• [RECORDS SUPPLIED]
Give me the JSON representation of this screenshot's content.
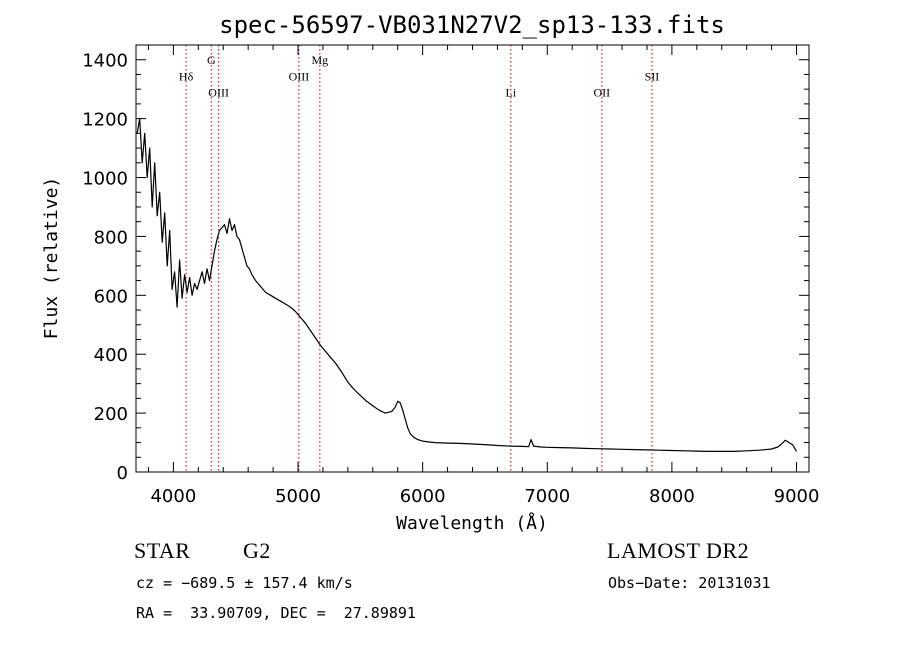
{
  "chart_data": {
    "type": "line",
    "title": "spec-56597-VB031N27V2_sp13-133.fits",
    "xlabel": "Wavelength (Å)",
    "ylabel": "Flux (relative)",
    "xlim": [
      3700,
      9100
    ],
    "ylim": [
      0,
      1450
    ],
    "xticks": [
      4000,
      5000,
      6000,
      7000,
      8000,
      9000
    ],
    "yticks": [
      0,
      200,
      400,
      600,
      800,
      1000,
      1200,
      1400
    ],
    "grid": false,
    "line_color": "#000000",
    "spectral_lines": [
      {
        "label": "Hδ",
        "wavelength": 4102,
        "label_flux": 1330
      },
      {
        "label": "G",
        "wavelength": 4304,
        "label_flux": 1385
      },
      {
        "label": "OIII",
        "wavelength": 4363,
        "label_flux": 1275
      },
      {
        "label": "OIII",
        "wavelength": 5007,
        "label_flux": 1330
      },
      {
        "label": "Mg",
        "wavelength": 5175,
        "label_flux": 1385
      },
      {
        "label": "Li",
        "wavelength": 6708,
        "label_flux": 1275
      },
      {
        "label": "OII",
        "wavelength": 7438,
        "label_flux": 1275
      },
      {
        "label": "SII",
        "wavelength": 7840,
        "label_flux": 1330
      }
    ],
    "line_marker_color": "#b00000",
    "series": [
      {
        "x": [
          3710,
          3730,
          3750,
          3770,
          3790,
          3810,
          3830,
          3850,
          3870,
          3890,
          3910,
          3930,
          3950,
          3970,
          3990,
          4010,
          4030,
          4050,
          4070,
          4090,
          4110,
          4130,
          4150,
          4170,
          4190,
          4210,
          4230,
          4250,
          4270,
          4290,
          4310,
          4330,
          4350,
          4370,
          4390,
          4410,
          4430,
          4450,
          4470,
          4490,
          4510,
          4530,
          4550,
          4570,
          4590,
          4610,
          4630,
          4660,
          4700,
          4740,
          4780,
          4820,
          4860,
          4900,
          4940,
          4980,
          5020,
          5060,
          5100,
          5140,
          5180,
          5220,
          5260,
          5300,
          5350,
          5400,
          5450,
          5500,
          5550,
          5600,
          5650,
          5700,
          5750,
          5780,
          5800,
          5820,
          5840,
          5860,
          5880,
          5900,
          5930,
          5960,
          6000,
          6050,
          6100,
          6200,
          6300,
          6400,
          6500,
          6600,
          6700,
          6800,
          6850,
          6870,
          6890,
          6950,
          7000,
          7100,
          7200,
          7300,
          7400,
          7500,
          7600,
          7700,
          7800,
          7900,
          8000,
          8100,
          8200,
          8300,
          8400,
          8500,
          8600,
          8700,
          8800,
          8850,
          8880,
          8910,
          8940,
          8970,
          9000
        ],
        "y": [
          1150,
          1200,
          1050,
          1150,
          1000,
          1100,
          900,
          1050,
          870,
          950,
          780,
          880,
          700,
          820,
          620,
          680,
          560,
          720,
          590,
          670,
          610,
          660,
          600,
          640,
          620,
          650,
          680,
          640,
          690,
          650,
          700,
          750,
          790,
          820,
          830,
          840,
          810,
          860,
          820,
          840,
          800,
          790,
          760,
          730,
          700,
          690,
          670,
          650,
          630,
          610,
          600,
          590,
          580,
          570,
          560,
          545,
          525,
          505,
          480,
          455,
          430,
          410,
          390,
          370,
          340,
          305,
          280,
          260,
          240,
          225,
          210,
          200,
          205,
          220,
          240,
          235,
          210,
          180,
          150,
          130,
          118,
          110,
          105,
          102,
          100,
          98,
          97,
          95,
          93,
          90,
          88,
          87,
          86,
          110,
          88,
          85,
          84,
          83,
          82,
          80,
          79,
          78,
          77,
          76,
          75,
          74,
          73,
          72,
          71,
          70,
          70,
          70,
          72,
          74,
          78,
          85,
          95,
          108,
          100,
          92,
          70
        ]
      }
    ]
  },
  "info": {
    "object_class": "STAR",
    "subclass": "G2",
    "survey": "LAMOST DR2",
    "cz": "cz = −689.5 ± 157.4 km/s",
    "obs_date": "Obs−Date: 20131031",
    "coords": "RA =  33.90709, DEC =  27.89891"
  }
}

• [THE REQUEST]
Omit the pictures. Output every record above word for word.

• [SOLUTION FOR THIS TASK]
Give me the JSON representation of this screenshot's content.
{
  "chart_data": {
    "type": "line",
    "title": "spec-56597-VB031N27V2_sp13-133.fits",
    "xlabel": "Wavelength (Å)",
    "ylabel": "Flux (relative)",
    "xlim": [
      3700,
      9100
    ],
    "ylim": [
      0,
      1450
    ],
    "xticks": [
      4000,
      5000,
      6000,
      7000,
      8000,
      9000
    ],
    "yticks": [
      0,
      200,
      400,
      600,
      800,
      1000,
      1200,
      1400
    ],
    "grid": false,
    "line_color": "#000000",
    "spectral_lines": [
      {
        "label": "Hδ",
        "wavelength": 4102,
        "label_flux": 1330
      },
      {
        "label": "G",
        "wavelength": 4304,
        "label_flux": 1385
      },
      {
        "label": "OIII",
        "wavelength": 4363,
        "label_flux": 1275
      },
      {
        "label": "OIII",
        "wavelength": 5007,
        "label_flux": 1330
      },
      {
        "label": "Mg",
        "wavelength": 5175,
        "label_flux": 1385
      },
      {
        "label": "Li",
        "wavelength": 6708,
        "label_flux": 1275
      },
      {
        "label": "OII",
        "wavelength": 7438,
        "label_flux": 1275
      },
      {
        "label": "SII",
        "wavelength": 7840,
        "label_flux": 1330
      }
    ],
    "line_marker_color": "#b00000",
    "series": [
      {
        "x": [
          3710,
          3730,
          3750,
          3770,
          3790,
          3810,
          3830,
          3850,
          3870,
          3890,
          3910,
          3930,
          3950,
          3970,
          3990,
          4010,
          4030,
          4050,
          4070,
          4090,
          4110,
          4130,
          4150,
          4170,
          4190,
          4210,
          4230,
          4250,
          4270,
          4290,
          4310,
          4330,
          4350,
          4370,
          4390,
          4410,
          4430,
          4450,
          4470,
          4490,
          4510,
          4530,
          4550,
          4570,
          4590,
          4610,
          4630,
          4660,
          4700,
          4740,
          4780,
          4820,
          4860,
          4900,
          4940,
          4980,
          5020,
          5060,
          5100,
          5140,
          5180,
          5220,
          5260,
          5300,
          5350,
          5400,
          5450,
          5500,
          5550,
          5600,
          5650,
          5700,
          5750,
          5780,
          5800,
          5820,
          5840,
          5860,
          5880,
          5900,
          5930,
          5960,
          6000,
          6050,
          6100,
          6200,
          6300,
          6400,
          6500,
          6600,
          6700,
          6800,
          6850,
          6870,
          6890,
          6950,
          7000,
          7100,
          7200,
          7300,
          7400,
          7500,
          7600,
          7700,
          7800,
          7900,
          8000,
          8100,
          8200,
          8300,
          8400,
          8500,
          8600,
          8700,
          8800,
          8850,
          8880,
          8910,
          8940,
          8970,
          9000
        ],
        "y": [
          1150,
          1200,
          1050,
          1150,
          1000,
          1100,
          900,
          1050,
          870,
          950,
          780,
          880,
          700,
          820,
          620,
          680,
          560,
          720,
          590,
          670,
          610,
          660,
          600,
          640,
          620,
          650,
          680,
          640,
          690,
          650,
          700,
          750,
          790,
          820,
          830,
          840,
          810,
          860,
          820,
          840,
          800,
          790,
          760,
          730,
          700,
          690,
          670,
          650,
          630,
          610,
          600,
          590,
          580,
          570,
          560,
          545,
          525,
          505,
          480,
          455,
          430,
          410,
          390,
          370,
          340,
          305,
          280,
          260,
          240,
          225,
          210,
          200,
          205,
          220,
          240,
          235,
          210,
          180,
          150,
          130,
          118,
          110,
          105,
          102,
          100,
          98,
          97,
          95,
          93,
          90,
          88,
          87,
          86,
          110,
          88,
          85,
          84,
          83,
          82,
          80,
          79,
          78,
          77,
          76,
          75,
          74,
          73,
          72,
          71,
          70,
          70,
          70,
          72,
          74,
          78,
          85,
          95,
          108,
          100,
          92,
          70
        ]
      }
    ]
  },
  "info": {
    "object_class": "STAR",
    "subclass": "G2",
    "survey": "LAMOST DR2",
    "cz": "cz = −689.5 ± 157.4 km/s",
    "obs_date": "Obs−Date: 20131031",
    "coords": "RA =  33.90709, DEC =  27.89891"
  }
}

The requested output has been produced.